Records that describe figures:
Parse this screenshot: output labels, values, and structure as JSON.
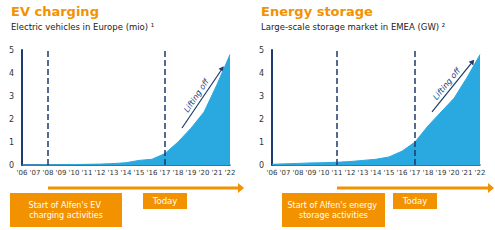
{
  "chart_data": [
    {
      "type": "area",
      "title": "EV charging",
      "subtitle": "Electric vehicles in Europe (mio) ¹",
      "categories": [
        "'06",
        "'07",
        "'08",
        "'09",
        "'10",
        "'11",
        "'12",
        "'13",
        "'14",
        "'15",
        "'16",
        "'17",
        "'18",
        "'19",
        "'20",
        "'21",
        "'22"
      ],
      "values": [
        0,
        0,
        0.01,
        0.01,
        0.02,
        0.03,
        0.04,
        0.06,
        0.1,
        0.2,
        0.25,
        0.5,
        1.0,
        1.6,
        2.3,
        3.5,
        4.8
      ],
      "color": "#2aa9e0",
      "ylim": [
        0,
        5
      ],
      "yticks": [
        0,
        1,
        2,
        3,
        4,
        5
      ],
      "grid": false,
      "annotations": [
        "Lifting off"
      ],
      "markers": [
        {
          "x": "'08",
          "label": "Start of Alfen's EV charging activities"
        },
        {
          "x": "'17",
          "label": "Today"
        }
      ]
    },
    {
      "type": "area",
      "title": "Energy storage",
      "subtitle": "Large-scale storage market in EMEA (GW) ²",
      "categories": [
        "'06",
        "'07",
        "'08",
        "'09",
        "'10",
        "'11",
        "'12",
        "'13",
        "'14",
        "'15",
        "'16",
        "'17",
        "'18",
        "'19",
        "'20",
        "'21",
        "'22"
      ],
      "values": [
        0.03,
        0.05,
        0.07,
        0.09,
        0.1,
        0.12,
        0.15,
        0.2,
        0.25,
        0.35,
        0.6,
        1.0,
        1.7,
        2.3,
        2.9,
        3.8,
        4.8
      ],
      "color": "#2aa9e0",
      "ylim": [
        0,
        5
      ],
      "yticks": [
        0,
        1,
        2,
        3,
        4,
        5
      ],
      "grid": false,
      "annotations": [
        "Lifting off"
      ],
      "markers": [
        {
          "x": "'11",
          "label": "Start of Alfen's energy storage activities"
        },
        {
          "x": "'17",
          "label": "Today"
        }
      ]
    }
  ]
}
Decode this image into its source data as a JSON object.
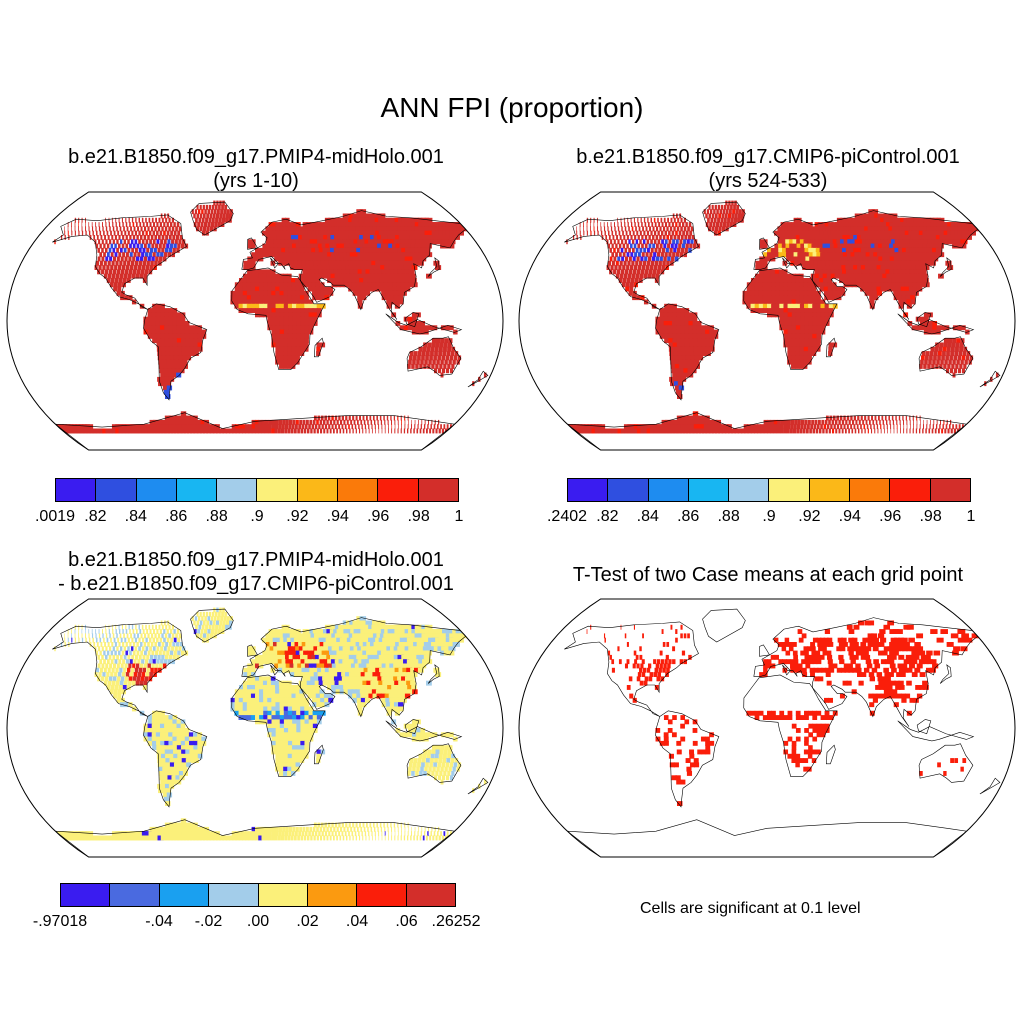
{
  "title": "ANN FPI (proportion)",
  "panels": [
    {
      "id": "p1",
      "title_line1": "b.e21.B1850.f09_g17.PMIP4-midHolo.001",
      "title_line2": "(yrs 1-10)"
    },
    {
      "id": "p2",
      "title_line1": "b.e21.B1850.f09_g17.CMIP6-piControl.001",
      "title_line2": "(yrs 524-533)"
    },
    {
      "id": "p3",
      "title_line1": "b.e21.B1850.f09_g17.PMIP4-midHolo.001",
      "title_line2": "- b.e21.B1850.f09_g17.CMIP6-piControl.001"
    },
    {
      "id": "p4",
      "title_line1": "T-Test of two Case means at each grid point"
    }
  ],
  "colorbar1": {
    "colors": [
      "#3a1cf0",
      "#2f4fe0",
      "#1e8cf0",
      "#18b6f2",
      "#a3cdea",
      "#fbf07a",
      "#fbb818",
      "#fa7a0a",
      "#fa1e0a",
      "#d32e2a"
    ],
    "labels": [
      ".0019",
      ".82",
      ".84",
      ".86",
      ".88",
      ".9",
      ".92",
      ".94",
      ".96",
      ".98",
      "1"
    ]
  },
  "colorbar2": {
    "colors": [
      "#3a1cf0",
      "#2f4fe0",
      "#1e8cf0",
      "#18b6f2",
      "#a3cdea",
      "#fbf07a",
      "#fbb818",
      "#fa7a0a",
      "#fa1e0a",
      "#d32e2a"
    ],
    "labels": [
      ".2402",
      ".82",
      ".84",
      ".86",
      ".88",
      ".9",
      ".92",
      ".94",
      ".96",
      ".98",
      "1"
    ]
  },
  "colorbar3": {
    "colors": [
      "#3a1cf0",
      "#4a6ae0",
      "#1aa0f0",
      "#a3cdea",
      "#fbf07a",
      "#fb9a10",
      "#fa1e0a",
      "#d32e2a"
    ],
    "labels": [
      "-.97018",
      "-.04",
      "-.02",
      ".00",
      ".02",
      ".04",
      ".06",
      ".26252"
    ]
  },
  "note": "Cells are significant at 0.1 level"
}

▶ _Written request_
Omit the pictures and restate the rest of the records verbatim.

▶ _Expected answer_
Parse this screenshot: output labels, values, and structure as JSON.
{
  "chart_data": [
    {
      "type": "area",
      "title": "EV charging",
      "subtitle": "Electric vehicles in Europe (mio) ¹",
      "categories": [
        "'06",
        "'07",
        "'08",
        "'09",
        "'10",
        "'11",
        "'12",
        "'13",
        "'14",
        "'15",
        "'16",
        "'17",
        "'18",
        "'19",
        "'20",
        "'21",
        "'22"
      ],
      "values": [
        0,
        0,
        0.01,
        0.01,
        0.02,
        0.03,
        0.04,
        0.06,
        0.1,
        0.2,
        0.25,
        0.5,
        1.0,
        1.6,
        2.3,
        3.5,
        4.8
      ],
      "color": "#2aa9e0",
      "ylim": [
        0,
        5
      ],
      "yticks": [
        0,
        1,
        2,
        3,
        4,
        5
      ],
      "grid": false,
      "annotations": [
        "Lifting off"
      ],
      "markers": [
        {
          "x": "'08",
          "label": "Start of Alfen's EV charging activities"
        },
        {
          "x": "'17",
          "label": "Today"
        }
      ]
    },
    {
      "type": "area",
      "title": "Energy storage",
      "subtitle": "Large-scale storage market in EMEA (GW) ²",
      "categories": [
        "'06",
        "'07",
        "'08",
        "'09",
        "'10",
        "'11",
        "'12",
        "'13",
        "'14",
        "'15",
        "'16",
        "'17",
        "'18",
        "'19",
        "'20",
        "'21",
        "'22"
      ],
      "values": [
        0.03,
        0.05,
        0.07,
        0.09,
        0.1,
        0.12,
        0.15,
        0.2,
        0.25,
        0.35,
        0.6,
        1.0,
        1.7,
        2.3,
        2.9,
        3.8,
        4.8
      ],
      "color": "#2aa9e0",
      "ylim": [
        0,
        5
      ],
      "yticks": [
        0,
        1,
        2,
        3,
        4,
        5
      ],
      "grid": false,
      "annotations": [
        "Lifting off"
      ],
      "markers": [
        {
          "x": "'11",
          "label": "Start of Alfen's energy storage activities"
        },
        {
          "x": "'17",
          "label": "Today"
        }
      ]
    }
  ]
}
Decode this image into its source data as a JSON object.
{
  "title": "ANN FPI (proportion)",
  "panels": [
    {
      "id": "p1",
      "title_line1": "b.e21.B1850.f09_g17.PMIP4-midHolo.001",
      "title_line2": "(yrs 1-10)"
    },
    {
      "id": "p2",
      "title_line1": "b.e21.B1850.f09_g17.CMIP6-piControl.001",
      "title_line2": "(yrs 524-533)"
    },
    {
      "id": "p3",
      "title_line1": "b.e21.B1850.f09_g17.PMIP4-midHolo.001",
      "title_line2": "- b.e21.B1850.f09_g17.CMIP6-piControl.001"
    },
    {
      "id": "p4",
      "title_line1": "T-Test of two Case means at each grid point"
    }
  ],
  "colorbar1": {
    "colors": [
      "#3a1cf0",
      "#2f4fe0",
      "#1e8cf0",
      "#18b6f2",
      "#a3cdea",
      "#fbf07a",
      "#fbb818",
      "#fa7a0a",
      "#fa1e0a",
      "#d32e2a"
    ],
    "labels": [
      ".0019",
      ".82",
      ".84",
      ".86",
      ".88",
      ".9",
      ".92",
      ".94",
      ".96",
      ".98",
      "1"
    ]
  },
  "colorbar2": {
    "colors": [
      "#3a1cf0",
      "#2f4fe0",
      "#1e8cf0",
      "#18b6f2",
      "#a3cdea",
      "#fbf07a",
      "#fbb818",
      "#fa7a0a",
      "#fa1e0a",
      "#d32e2a"
    ],
    "labels": [
      ".2402",
      ".82",
      ".84",
      ".86",
      ".88",
      ".9",
      ".92",
      ".94",
      ".96",
      ".98",
      "1"
    ]
  },
  "colorbar3": {
    "colors": [
      "#3a1cf0",
      "#4a6ae0",
      "#1aa0f0",
      "#a3cdea",
      "#fbf07a",
      "#fb9a10",
      "#fa1e0a",
      "#d32e2a"
    ],
    "labels": [
      "-.97018",
      "-.04",
      "-.02",
      ".00",
      ".02",
      ".04",
      ".06",
      ".26252"
    ]
  },
  "note": "Cells are significant at 0.1 level"
}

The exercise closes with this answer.